Task description:
In the court decision below, on what date was the order granting the defendant's motion for counsel fees entered?

Order, Supreme Court, New York County (Paul G. Feinman, J.), entered October 22, 2004, which granted defendant's motion for counsel fees and referred the determination of the amount to a special referee, unanimously affirmed, with costs. Appeal from order, same court and Justice, entered January 27, 2005, denying plaintiff's motion to renew, unanimously dismissed, without costs.
Defendant landlord 405 Lexington prevailed at trial that determined plaintiff tenant failed to comply with two almost identical commercial leases. In ascertaining which of the litigants was the prevailing party, for purposes of award of counsel fees, the court must consider “the true scope of the dispute litigated, followed by a comparison of what was achieved within that scope” (Excelsior 57th Corp. v. Winters, 227 A.D.2d 146, 147, 641 N.Y.S.2d 675 [1996] ). In the present situation, plaintiff was found by the trial court to have been in default of various clauses of both leases, and the landlord was authorized to terminate those leases and evict plaintiff in the event those defaults were not timely cured. That the landlord's success at trial was only partial does not negate the fact that it prevailed in having plaintiff declared in default of its leases, thus entitling the former to counsel fees (see Board of Mgrs. of 55 Walker St. Condominium v. Walker St., 6 A.D.3d 279, 774 N.Y.S.2d 701 [2004] ).

Data excerpt:

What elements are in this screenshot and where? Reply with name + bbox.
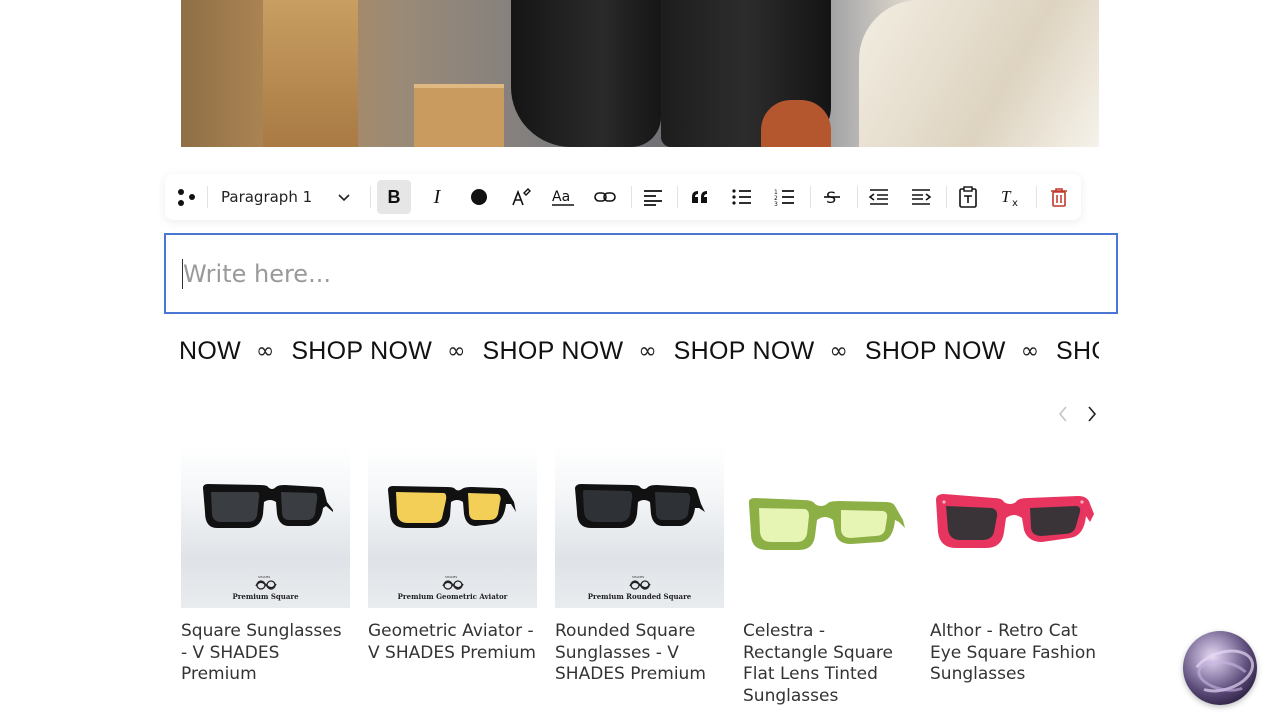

Exercise response:
October 22, 2004